Task objective ::
Below is a listing; copy all of it exactly.

-=-=-=-=-

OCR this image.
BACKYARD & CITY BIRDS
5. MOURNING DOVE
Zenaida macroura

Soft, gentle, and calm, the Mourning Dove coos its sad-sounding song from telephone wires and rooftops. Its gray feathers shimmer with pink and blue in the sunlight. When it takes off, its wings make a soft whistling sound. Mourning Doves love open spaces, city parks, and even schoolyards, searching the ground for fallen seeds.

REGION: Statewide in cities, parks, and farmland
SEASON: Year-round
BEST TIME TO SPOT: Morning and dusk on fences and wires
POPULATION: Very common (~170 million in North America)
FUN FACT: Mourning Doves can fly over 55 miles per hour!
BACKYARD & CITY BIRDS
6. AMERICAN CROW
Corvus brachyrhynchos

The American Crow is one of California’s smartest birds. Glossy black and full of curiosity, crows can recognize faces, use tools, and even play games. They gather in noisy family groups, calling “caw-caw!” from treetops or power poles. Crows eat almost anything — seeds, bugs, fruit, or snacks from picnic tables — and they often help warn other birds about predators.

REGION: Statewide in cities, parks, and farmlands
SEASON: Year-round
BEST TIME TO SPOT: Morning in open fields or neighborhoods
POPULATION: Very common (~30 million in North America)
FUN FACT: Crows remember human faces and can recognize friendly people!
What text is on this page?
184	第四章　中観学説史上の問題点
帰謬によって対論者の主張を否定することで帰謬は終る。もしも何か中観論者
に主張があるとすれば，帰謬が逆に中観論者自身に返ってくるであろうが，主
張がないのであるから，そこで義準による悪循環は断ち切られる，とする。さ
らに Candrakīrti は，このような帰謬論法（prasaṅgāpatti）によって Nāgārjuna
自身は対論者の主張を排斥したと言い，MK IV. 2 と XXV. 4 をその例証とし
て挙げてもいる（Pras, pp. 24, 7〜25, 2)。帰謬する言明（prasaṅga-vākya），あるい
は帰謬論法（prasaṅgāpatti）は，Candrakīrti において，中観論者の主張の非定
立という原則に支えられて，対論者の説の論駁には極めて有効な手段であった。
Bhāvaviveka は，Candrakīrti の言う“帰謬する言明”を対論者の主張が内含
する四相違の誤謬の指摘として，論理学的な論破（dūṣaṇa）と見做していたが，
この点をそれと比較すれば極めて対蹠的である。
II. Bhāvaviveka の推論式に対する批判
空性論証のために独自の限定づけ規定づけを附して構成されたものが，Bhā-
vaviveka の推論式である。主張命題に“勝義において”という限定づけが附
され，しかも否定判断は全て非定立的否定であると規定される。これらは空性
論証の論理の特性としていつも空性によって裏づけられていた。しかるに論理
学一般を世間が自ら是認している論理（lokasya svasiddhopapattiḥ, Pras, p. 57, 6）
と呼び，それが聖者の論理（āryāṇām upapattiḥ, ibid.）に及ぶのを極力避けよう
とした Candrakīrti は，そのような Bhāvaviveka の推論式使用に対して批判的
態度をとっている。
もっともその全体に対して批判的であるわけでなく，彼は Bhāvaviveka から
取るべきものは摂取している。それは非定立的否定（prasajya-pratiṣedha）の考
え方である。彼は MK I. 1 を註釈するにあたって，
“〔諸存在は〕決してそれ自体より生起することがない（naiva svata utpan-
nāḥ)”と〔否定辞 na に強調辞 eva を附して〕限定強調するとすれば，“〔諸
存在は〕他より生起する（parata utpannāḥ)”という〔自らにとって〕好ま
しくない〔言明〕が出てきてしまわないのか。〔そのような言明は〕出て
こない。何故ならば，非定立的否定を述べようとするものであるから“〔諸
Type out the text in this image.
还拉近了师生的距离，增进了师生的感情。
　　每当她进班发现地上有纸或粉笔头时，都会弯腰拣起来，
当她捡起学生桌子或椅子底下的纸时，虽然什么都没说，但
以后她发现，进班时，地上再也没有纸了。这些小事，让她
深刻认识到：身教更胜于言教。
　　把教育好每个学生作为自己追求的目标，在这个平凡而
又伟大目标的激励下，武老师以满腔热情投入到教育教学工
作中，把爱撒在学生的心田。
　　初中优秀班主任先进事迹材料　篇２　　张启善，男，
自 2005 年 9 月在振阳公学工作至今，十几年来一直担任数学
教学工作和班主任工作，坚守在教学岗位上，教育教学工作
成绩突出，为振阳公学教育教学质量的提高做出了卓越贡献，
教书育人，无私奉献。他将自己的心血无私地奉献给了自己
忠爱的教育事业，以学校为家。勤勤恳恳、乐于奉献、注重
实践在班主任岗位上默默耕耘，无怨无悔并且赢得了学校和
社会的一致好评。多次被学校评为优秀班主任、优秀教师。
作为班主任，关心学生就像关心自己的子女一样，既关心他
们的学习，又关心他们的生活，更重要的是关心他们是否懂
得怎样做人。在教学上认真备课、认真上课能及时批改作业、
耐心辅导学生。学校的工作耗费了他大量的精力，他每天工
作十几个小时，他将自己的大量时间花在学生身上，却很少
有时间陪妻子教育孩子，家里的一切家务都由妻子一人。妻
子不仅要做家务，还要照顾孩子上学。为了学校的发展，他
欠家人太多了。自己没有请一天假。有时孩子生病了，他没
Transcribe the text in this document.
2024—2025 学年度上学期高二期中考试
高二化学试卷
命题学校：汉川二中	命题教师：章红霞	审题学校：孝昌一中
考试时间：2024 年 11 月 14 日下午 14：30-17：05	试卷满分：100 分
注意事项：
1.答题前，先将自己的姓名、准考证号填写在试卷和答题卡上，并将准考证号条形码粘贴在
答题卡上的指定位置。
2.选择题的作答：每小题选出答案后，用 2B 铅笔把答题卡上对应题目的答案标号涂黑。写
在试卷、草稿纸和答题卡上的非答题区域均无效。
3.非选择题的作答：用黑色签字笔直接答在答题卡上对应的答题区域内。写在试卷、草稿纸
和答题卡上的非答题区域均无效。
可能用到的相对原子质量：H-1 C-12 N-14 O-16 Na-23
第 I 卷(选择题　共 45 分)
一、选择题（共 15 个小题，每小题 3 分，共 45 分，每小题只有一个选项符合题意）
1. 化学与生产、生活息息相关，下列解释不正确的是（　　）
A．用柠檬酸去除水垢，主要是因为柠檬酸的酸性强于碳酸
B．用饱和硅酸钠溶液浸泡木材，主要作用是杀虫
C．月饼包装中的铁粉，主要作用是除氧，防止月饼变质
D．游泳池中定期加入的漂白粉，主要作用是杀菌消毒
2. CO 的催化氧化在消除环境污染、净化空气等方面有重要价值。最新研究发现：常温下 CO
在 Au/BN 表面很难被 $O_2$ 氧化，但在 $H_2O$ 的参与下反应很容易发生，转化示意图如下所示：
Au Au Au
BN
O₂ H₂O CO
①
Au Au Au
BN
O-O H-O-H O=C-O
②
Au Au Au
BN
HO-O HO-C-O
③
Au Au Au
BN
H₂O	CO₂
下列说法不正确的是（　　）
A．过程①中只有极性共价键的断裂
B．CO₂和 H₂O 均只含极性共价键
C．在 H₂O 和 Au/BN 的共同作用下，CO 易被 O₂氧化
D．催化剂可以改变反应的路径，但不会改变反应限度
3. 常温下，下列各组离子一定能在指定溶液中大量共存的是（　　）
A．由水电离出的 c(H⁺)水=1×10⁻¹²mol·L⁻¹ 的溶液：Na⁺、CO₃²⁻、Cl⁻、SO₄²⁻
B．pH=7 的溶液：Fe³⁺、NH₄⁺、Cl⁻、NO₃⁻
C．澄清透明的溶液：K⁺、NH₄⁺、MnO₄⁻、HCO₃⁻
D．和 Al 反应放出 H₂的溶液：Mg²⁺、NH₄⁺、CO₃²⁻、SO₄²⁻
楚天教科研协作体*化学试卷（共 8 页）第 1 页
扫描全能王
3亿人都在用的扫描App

-=-=-=-=-

Output of the exercise ::
OCR this image.
BACKYARD & CITY BIRDS
5. MOURNING DOVE
Zenaida macroura

Soft, gentle, and calm, the Mourning Dove coos its sad-sounding song from telephone wires and rooftops. Its gray feathers shimmer with pink and blue in the sunlight. When it takes off, its wings make a soft whistling sound. Mourning Doves love open spaces, city parks, and even schoolyards, searching the ground for fallen seeds.

REGION: Statewide in cities, parks, and farmland
SEASON: Year-round
BEST TIME TO SPOT: Morning and dusk on fences and wires
POPULATION: Very common (~170 million in North America)
FUN FACT: Mourning Doves can fly over 55 miles per hour!
BACKYARD & CITY BIRDS
6. AMERICAN CROW
Corvus brachyrhynchos

The American Crow is one of California’s smartest birds. Glossy black and full of curiosity, crows can recognize faces, use tools, and even play games. They gather in noisy family groups, calling “caw-caw!” from treetops or power poles. Crows eat almost anything — seeds, bugs, fruit, or snacks from picnic tables — and they often help warn other birds about predators.

REGION: Statewide in cities, parks, and farmlands
SEASON: Year-round
BEST TIME TO SPOT: Morning in open fields or neighborhoods
POPULATION: Very common (~30 million in North America)
FUN FACT: Crows remember human faces and can recognize friendly people!
What text is on this page?
184	第四章　中観学説史上の問題点
帰謬によって対論者の主張を否定することで帰謬は終る。もしも何か中観論者
に主張があるとすれば，帰謬が逆に中観論者自身に返ってくるであろうが，主
張がないのであるから，そこで義準による悪循環は断ち切られる，とする。さ
らに Candrakīrti は，このような帰謬論法（prasaṅgāpatti）によって Nāgārjuna
自身は対論者の主張を排斥したと言い，MK IV. 2 と XXV. 4 をその例証とし
て挙げてもいる（Pras, pp. 24, 7〜25, 2)。帰謬する言明（prasaṅga-vākya），あるい
は帰謬論法（prasaṅgāpatti）は，Candrakīrti において，中観論者の主張の非定
立という原則に支えられて，対論者の説の論駁には極めて有効な手段であった。
Bhāvaviveka は，Candrakīrti の言う“帰謬する言明”を対論者の主張が内含
する四相違の誤謬の指摘として，論理学的な論破（dūṣaṇa）と見做していたが，
この点をそれと比較すれば極めて対蹠的である。
II. Bhāvaviveka の推論式に対する批判
空性論証のために独自の限定づけ規定づけを附して構成されたものが，Bhā-
vaviveka の推論式である。主張命題に“勝義において”という限定づけが附
され，しかも否定判断は全て非定立的否定であると規定される。これらは空性
論証の論理の特性としていつも空性によって裏づけられていた。しかるに論理
学一般を世間が自ら是認している論理（lokasya svasiddhopapattiḥ, Pras, p. 57, 6）
と呼び，それが聖者の論理（āryāṇām upapattiḥ, ibid.）に及ぶのを極力避けよう
とした Candrakīrti は，そのような Bhāvaviveka の推論式使用に対して批判的
態度をとっている。
もっともその全体に対して批判的であるわけでなく，彼は Bhāvaviveka から
取るべきものは摂取している。それは非定立的否定（prasajya-pratiṣedha）の考
え方である。彼は MK I. 1 を註釈するにあたって，
“〔諸存在は〕決してそれ自体より生起することがない（naiva svata utpan-
nāḥ)”と〔否定辞 na に強調辞 eva を附して〕限定強調するとすれば，“〔諸
存在は〕他より生起する（parata utpannāḥ)”という〔自らにとって〕好ま
しくない〔言明〕が出てきてしまわないのか。〔そのような言明は〕出て
こない。何故ならば，非定立的否定を述べようとするものであるから“〔諸
Type out the text in this image.
还拉近了师生的距离，增进了师生的感情。
　　每当她进班发现地上有纸或粉笔头时，都会弯腰拣起来，
当她捡起学生桌子或椅子底下的纸时，虽然什么都没说，但
以后她发现，进班时，地上再也没有纸了。这些小事，让她
深刻认识到：身教更胜于言教。
　　把教育好每个学生作为自己追求的目标，在这个平凡而
又伟大目标的激励下，武老师以满腔热情投入到教育教学工
作中，把爱撒在学生的心田。
　　初中优秀班主任先进事迹材料　篇２　　张启善，男，
自 2005 年 9 月在振阳公学工作至今，十几年来一直担任数学
教学工作和班主任工作，坚守在教学岗位上，教育教学工作
成绩突出，为振阳公学教育教学质量的提高做出了卓越贡献，
教书育人，无私奉献。他将自己的心血无私地奉献给了自己
忠爱的教育事业，以学校为家。勤勤恳恳、乐于奉献、注重
实践在班主任岗位上默默耕耘，无怨无悔并且赢得了学校和
社会的一致好评。多次被学校评为优秀班主任、优秀教师。
作为班主任，关心学生就像关心自己的子女一样，既关心他
们的学习，又关心他们的生活，更重要的是关心他们是否懂
得怎样做人。在教学上认真备课、认真上课能及时批改作业、
耐心辅导学生。学校的工作耗费了他大量的精力，他每天工
作十几个小时，他将自己的大量时间花在学生身上，却很少
有时间陪妻子教育孩子，家里的一切家务都由妻子一人。妻
子不仅要做家务，还要照顾孩子上学。为了学校的发展，他
欠家人太多了。自己没有请一天假。有时孩子生病了，他没
Transcribe the text in this document.
2024—2025 学年度上学期高二期中考试
高二化学试卷
命题学校：汉川二中	命题教师：章红霞	审题学校：孝昌一中
考试时间：2024 年 11 月 14 日下午 14：30-17：05	试卷满分：100 分
注意事项：
1.答题前，先将自己的姓名、准考证号填写在试卷和答题卡上，并将准考证号条形码粘贴在
答题卡上的指定位置。
2.选择题的作答：每小题选出答案后，用 2B 铅笔把答题卡上对应题目的答案标号涂黑。写
在试卷、草稿纸和答题卡上的非答题区域均无效。
3.非选择题的作答：用黑色签字笔直接答在答题卡上对应的答题区域内。写在试卷、草稿纸
和答题卡上的非答题区域均无效。
可能用到的相对原子质量：H-1 C-12 N-14 O-16 Na-23
第 I 卷(选择题　共 45 分)
一、选择题（共 15 个小题，每小题 3 分，共 45 分，每小题只有一个选项符合题意）
1. 化学与生产、生活息息相关，下列解释不正确的是（　　）
A．用柠檬酸去除水垢，主要是因为柠檬酸的酸性强于碳酸
B．用饱和硅酸钠溶液浸泡木材，主要作用是杀虫
C．月饼包装中的铁粉，主要作用是除氧，防止月饼变质
D．游泳池中定期加入的漂白粉，主要作用是杀菌消毒
2. CO 的催化氧化在消除环境污染、净化空气等方面有重要价值。最新研究发现：常温下 CO
在 Au/BN 表面很难被 $O_2$ 氧化，但在 $H_2O$ 的参与下反应很容易发生，转化示意图如下所示：
Au Au Au
BN
O₂ H₂O CO
①
Au Au Au
BN
O-O H-O-H O=C-O
②
Au Au Au
BN
HO-O HO-C-O
③
Au Au Au
BN
H₂O	CO₂
下列说法不正确的是（　　）
A．过程①中只有极性共价键的断裂
B．CO₂和 H₂O 均只含极性共价键
C．在 H₂O 和 Au/BN 的共同作用下，CO 易被 O₂氧化
D．催化剂可以改变反应的路径，但不会改变反应限度
3. 常温下，下列各组离子一定能在指定溶液中大量共存的是（　　）
A．由水电离出的 c(H⁺)水=1×10⁻¹²mol·L⁻¹ 的溶液：Na⁺、CO₃²⁻、Cl⁻、SO₄²⁻
B．pH=7 的溶液：Fe³⁺、NH₄⁺、Cl⁻、NO₃⁻
C．澄清透明的溶液：K⁺、NH₄⁺、MnO₄⁻、HCO₃⁻
D．和 Al 反应放出 H₂的溶液：Mg²⁺、NH₄⁺、CO₃²⁻、SO₄²⁻
楚天教科研协作体*化学试卷（共 8 页）第 1 页
扫描全能王
3亿人都在用的扫描App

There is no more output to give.